### Your goal
Gather every line below where "this" appears.

Figure contents as structured data
-------

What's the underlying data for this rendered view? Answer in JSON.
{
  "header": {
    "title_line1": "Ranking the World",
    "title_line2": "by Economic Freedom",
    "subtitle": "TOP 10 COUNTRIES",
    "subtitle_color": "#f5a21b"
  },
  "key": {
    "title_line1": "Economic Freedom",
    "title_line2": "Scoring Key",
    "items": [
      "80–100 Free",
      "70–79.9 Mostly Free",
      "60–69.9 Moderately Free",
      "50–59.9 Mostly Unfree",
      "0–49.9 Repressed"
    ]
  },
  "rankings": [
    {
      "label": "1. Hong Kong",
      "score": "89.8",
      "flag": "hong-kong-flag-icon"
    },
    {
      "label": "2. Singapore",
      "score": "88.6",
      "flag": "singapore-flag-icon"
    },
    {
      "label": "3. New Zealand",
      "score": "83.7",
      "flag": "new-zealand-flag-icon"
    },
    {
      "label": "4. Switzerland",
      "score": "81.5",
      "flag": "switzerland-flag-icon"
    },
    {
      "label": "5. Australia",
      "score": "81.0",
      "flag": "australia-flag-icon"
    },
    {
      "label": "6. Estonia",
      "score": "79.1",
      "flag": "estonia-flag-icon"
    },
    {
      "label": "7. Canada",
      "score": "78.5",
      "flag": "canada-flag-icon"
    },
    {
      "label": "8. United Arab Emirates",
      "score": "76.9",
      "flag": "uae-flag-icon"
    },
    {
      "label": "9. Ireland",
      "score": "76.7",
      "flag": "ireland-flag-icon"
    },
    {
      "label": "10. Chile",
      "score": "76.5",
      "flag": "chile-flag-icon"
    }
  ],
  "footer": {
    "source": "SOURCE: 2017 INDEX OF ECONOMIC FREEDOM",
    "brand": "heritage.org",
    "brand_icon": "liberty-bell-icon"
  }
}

-------

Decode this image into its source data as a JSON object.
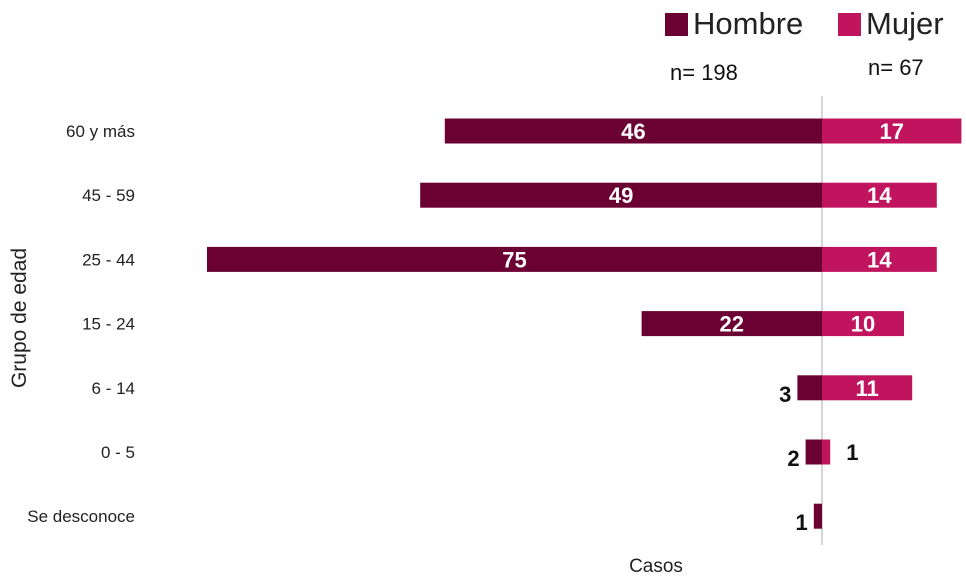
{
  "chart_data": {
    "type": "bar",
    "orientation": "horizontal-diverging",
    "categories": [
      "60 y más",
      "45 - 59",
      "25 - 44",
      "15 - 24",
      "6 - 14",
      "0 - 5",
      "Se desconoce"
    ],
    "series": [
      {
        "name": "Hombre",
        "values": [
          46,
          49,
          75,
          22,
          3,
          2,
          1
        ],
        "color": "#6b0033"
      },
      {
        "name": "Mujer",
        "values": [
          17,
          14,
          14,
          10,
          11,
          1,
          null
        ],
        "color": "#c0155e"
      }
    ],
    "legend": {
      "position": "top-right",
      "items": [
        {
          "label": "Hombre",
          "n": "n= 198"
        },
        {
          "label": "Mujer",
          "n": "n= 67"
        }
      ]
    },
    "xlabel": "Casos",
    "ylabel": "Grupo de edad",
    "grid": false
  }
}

-------

### Task output
What's the underlying data for this rendered view? Answer in JSON.
Decode this image into its source data as a JSON object.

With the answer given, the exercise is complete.